__Entries taken from a collection__.

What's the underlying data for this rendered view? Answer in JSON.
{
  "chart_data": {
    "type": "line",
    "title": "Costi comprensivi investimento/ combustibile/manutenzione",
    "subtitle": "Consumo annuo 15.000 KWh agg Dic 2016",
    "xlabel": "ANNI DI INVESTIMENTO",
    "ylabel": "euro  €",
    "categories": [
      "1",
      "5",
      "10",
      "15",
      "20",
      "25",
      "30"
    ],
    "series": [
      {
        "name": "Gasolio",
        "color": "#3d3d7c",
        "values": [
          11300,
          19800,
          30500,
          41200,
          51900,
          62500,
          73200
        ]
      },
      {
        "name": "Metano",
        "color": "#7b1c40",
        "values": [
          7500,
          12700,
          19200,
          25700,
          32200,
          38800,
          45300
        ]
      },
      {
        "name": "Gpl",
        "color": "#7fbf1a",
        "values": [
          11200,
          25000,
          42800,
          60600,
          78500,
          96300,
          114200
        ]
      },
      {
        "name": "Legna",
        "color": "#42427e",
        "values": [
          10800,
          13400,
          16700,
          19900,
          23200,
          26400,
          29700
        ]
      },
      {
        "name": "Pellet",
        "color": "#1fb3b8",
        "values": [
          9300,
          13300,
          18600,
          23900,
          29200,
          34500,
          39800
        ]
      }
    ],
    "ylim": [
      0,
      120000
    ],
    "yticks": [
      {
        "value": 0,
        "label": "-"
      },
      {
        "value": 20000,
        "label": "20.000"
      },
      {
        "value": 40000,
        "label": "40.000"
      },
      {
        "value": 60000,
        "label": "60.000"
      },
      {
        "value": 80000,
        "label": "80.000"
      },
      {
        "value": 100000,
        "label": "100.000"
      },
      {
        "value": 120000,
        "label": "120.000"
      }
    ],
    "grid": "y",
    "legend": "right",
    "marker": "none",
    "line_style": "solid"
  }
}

__Given instruction__. Going through the data above, count the lines where the string "name" appears, and answer with only that number.

__Worked solution__. 5